> Aim of the exercise: Drop every picture, then transcribe the remaining data exactly.

###

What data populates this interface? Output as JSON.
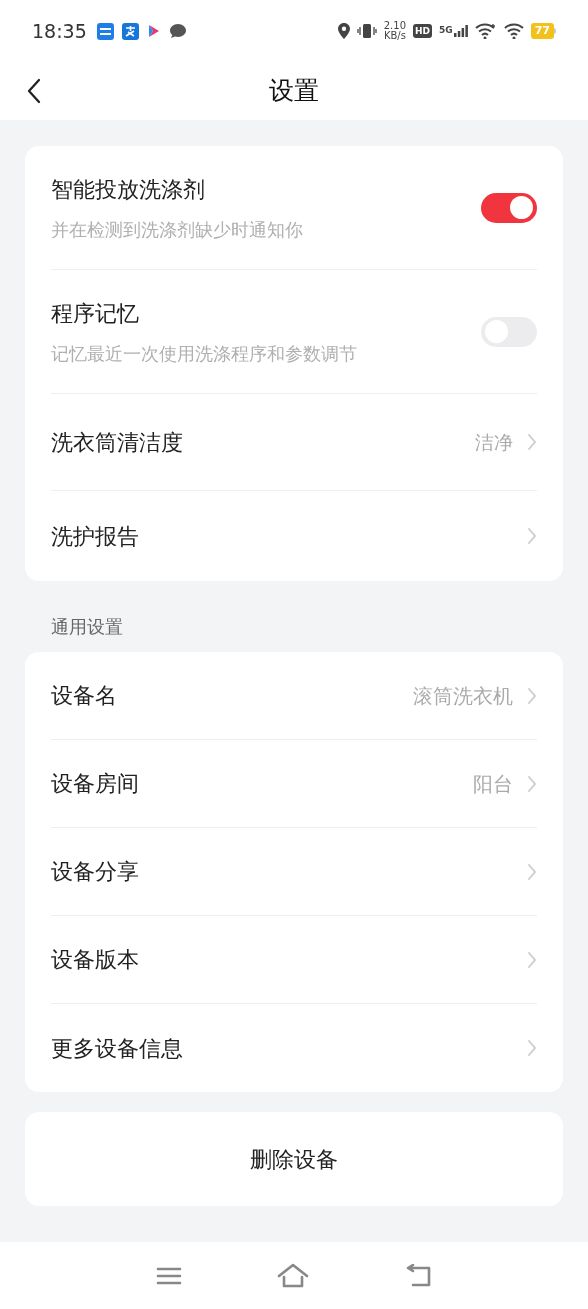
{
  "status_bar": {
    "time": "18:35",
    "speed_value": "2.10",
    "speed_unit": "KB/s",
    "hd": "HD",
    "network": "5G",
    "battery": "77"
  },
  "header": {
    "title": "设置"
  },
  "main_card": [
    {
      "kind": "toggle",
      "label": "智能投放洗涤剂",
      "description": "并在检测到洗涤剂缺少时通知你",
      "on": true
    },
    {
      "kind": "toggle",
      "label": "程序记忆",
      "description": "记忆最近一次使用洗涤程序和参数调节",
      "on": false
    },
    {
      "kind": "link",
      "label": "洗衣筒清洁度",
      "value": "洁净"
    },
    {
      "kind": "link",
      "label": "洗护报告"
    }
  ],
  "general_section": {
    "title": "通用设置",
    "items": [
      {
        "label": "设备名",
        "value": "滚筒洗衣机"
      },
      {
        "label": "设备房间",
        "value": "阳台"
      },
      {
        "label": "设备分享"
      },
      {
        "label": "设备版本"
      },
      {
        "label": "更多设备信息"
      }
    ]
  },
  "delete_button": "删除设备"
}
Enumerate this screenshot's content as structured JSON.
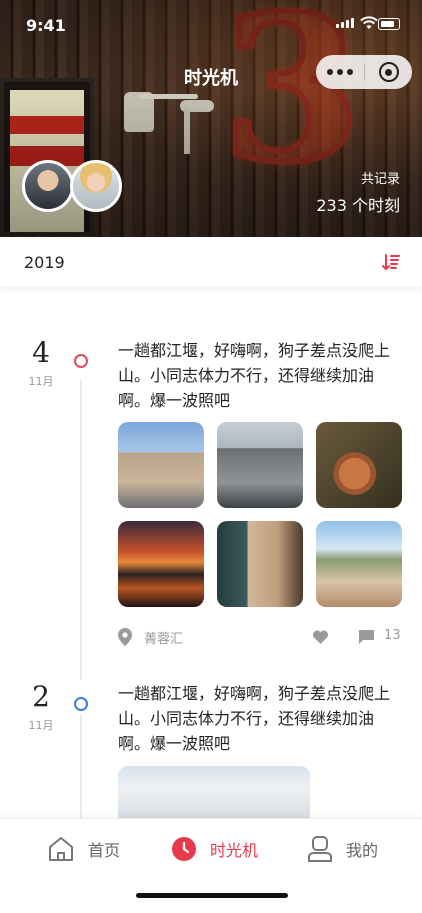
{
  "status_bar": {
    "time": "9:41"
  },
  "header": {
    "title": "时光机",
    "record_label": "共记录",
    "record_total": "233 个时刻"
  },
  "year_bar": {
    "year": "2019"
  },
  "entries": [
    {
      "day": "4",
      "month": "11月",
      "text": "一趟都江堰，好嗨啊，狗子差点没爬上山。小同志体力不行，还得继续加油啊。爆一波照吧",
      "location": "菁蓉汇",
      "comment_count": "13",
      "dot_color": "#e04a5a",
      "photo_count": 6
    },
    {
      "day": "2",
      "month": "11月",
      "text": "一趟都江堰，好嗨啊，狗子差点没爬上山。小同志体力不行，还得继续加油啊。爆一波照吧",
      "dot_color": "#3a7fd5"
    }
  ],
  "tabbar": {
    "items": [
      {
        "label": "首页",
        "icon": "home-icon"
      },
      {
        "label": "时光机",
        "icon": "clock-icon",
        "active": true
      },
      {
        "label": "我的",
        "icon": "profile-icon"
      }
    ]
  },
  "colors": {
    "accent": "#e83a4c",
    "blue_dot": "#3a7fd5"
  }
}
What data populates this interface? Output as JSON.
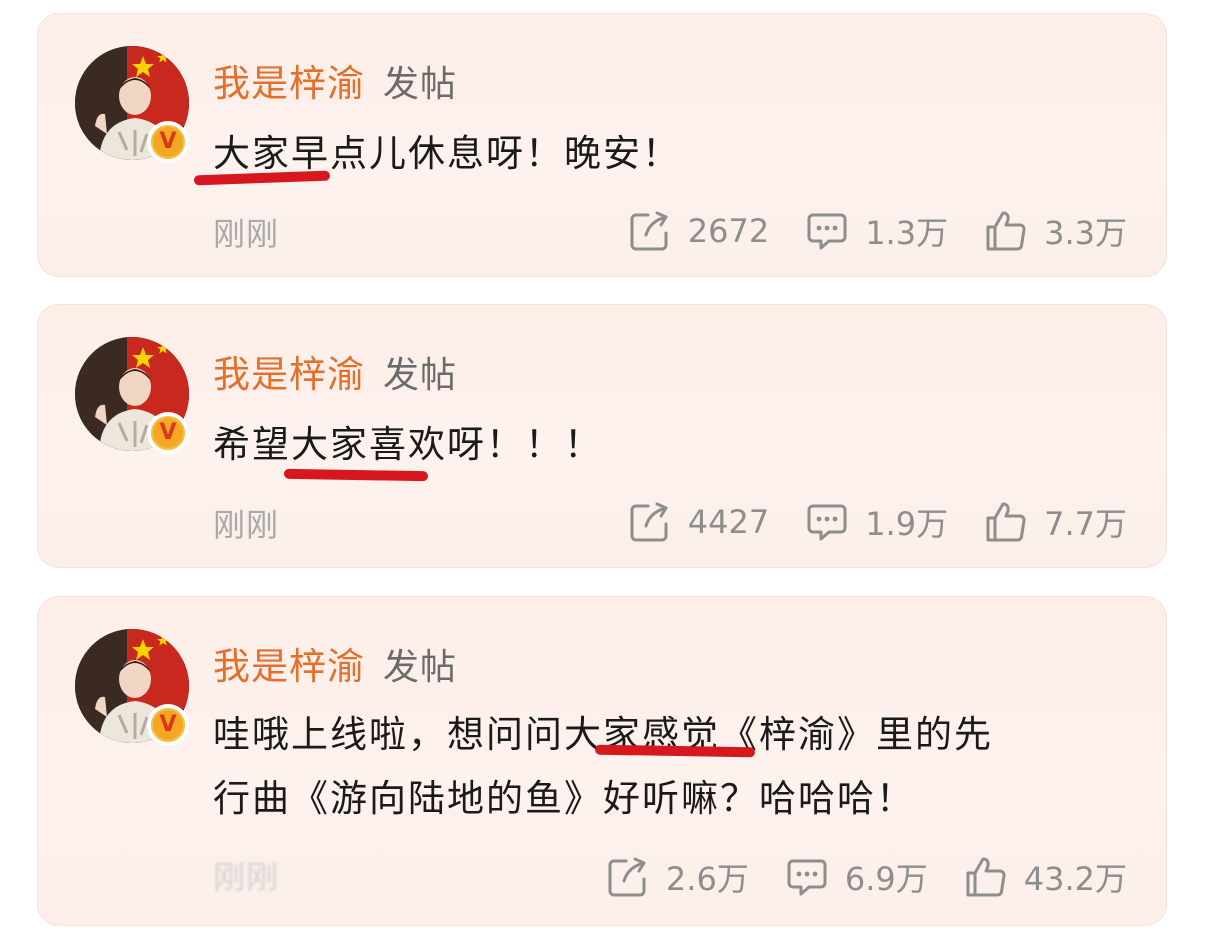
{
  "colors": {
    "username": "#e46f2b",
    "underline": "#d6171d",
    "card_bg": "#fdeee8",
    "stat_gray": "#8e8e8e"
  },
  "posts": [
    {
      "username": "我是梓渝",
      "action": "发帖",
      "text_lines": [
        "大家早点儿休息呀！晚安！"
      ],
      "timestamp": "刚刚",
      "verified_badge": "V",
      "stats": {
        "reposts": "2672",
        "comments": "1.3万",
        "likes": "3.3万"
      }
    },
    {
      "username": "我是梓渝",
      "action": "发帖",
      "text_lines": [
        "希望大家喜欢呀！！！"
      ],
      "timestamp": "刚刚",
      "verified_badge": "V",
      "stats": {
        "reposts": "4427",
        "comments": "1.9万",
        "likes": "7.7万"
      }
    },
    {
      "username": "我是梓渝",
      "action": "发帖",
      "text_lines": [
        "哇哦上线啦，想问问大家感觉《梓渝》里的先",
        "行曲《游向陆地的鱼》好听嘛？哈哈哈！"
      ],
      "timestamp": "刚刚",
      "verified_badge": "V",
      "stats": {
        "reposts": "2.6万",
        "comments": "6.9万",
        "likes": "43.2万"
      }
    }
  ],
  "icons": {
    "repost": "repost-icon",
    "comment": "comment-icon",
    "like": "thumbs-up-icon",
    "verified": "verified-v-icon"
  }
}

###

> Exercise answer:
What data populates this interface? Output as JSON.
{
  "status_bar": {
    "time": "18:35",
    "speed_value": "2.10",
    "speed_unit": "KB/s",
    "hd": "HD",
    "network": "5G",
    "battery": "77"
  },
  "header": {
    "title": "设置"
  },
  "main_card": [
    {
      "kind": "toggle",
      "label": "智能投放洗涤剂",
      "description": "并在检测到洗涤剂缺少时通知你",
      "on": true
    },
    {
      "kind": "toggle",
      "label": "程序记忆",
      "description": "记忆最近一次使用洗涤程序和参数调节",
      "on": false
    },
    {
      "kind": "link",
      "label": "洗衣筒清洁度",
      "value": "洁净"
    },
    {
      "kind": "link",
      "label": "洗护报告"
    }
  ],
  "general_section": {
    "title": "通用设置",
    "items": [
      {
        "label": "设备名",
        "value": "滚筒洗衣机"
      },
      {
        "label": "设备房间",
        "value": "阳台"
      },
      {
        "label": "设备分享"
      },
      {
        "label": "设备版本"
      },
      {
        "label": "更多设备信息"
      }
    ]
  },
  "delete_button": "删除设备"
}
Enumerate this screenshot's content as structured JSON.
{
  "status_bar": {
    "time": "9:41"
  },
  "header": {
    "title": "时光机",
    "record_label": "共记录",
    "record_total": "233 个时刻"
  },
  "year_bar": {
    "year": "2019"
  },
  "entries": [
    {
      "day": "4",
      "month": "11月",
      "text": "一趟都江堰，好嗨啊，狗子差点没爬上山。小同志体力不行，还得继续加油啊。爆一波照吧",
      "location": "菁蓉汇",
      "comment_count": "13",
      "dot_color": "#e04a5a",
      "photo_count": 6
    },
    {
      "day": "2",
      "month": "11月",
      "text": "一趟都江堰，好嗨啊，狗子差点没爬上山。小同志体力不行，还得继续加油啊。爆一波照吧",
      "dot_color": "#3a7fd5"
    }
  ],
  "tabbar": {
    "items": [
      {
        "label": "首页",
        "icon": "home-icon"
      },
      {
        "label": "时光机",
        "icon": "clock-icon",
        "active": true
      },
      {
        "label": "我的",
        "icon": "profile-icon"
      }
    ]
  },
  "colors": {
    "accent": "#e83a4c",
    "blue_dot": "#3a7fd5"
  }
}
What data populates this interface? Output as JSON.
{
  "colors": {
    "username": "#e46f2b",
    "underline": "#d6171d",
    "card_bg": "#fdeee8",
    "stat_gray": "#8e8e8e"
  },
  "posts": [
    {
      "username": "我是梓渝",
      "action": "发帖",
      "text_lines": [
        "大家早点儿休息呀！晚安！"
      ],
      "timestamp": "刚刚",
      "verified_badge": "V",
      "stats": {
        "reposts": "2672",
        "comments": "1.3万",
        "likes": "3.3万"
      }
    },
    {
      "username": "我是梓渝",
      "action": "发帖",
      "text_lines": [
        "希望大家喜欢呀！！！"
      ],
      "timestamp": "刚刚",
      "verified_badge": "V",
      "stats": {
        "reposts": "4427",
        "comments": "1.9万",
        "likes": "7.7万"
      }
    },
    {
      "username": "我是梓渝",
      "action": "发帖",
      "text_lines": [
        "哇哦上线啦，想问问大家感觉《梓渝》里的先",
        "行曲《游向陆地的鱼》好听嘛？哈哈哈！"
      ],
      "timestamp": "刚刚",
      "verified_badge": "V",
      "stats": {
        "reposts": "2.6万",
        "comments": "6.9万",
        "likes": "43.2万"
      }
    }
  ],
  "icons": {
    "repost": "repost-icon",
    "comment": "comment-icon",
    "like": "thumbs-up-icon",
    "verified": "verified-v-icon"
  }
}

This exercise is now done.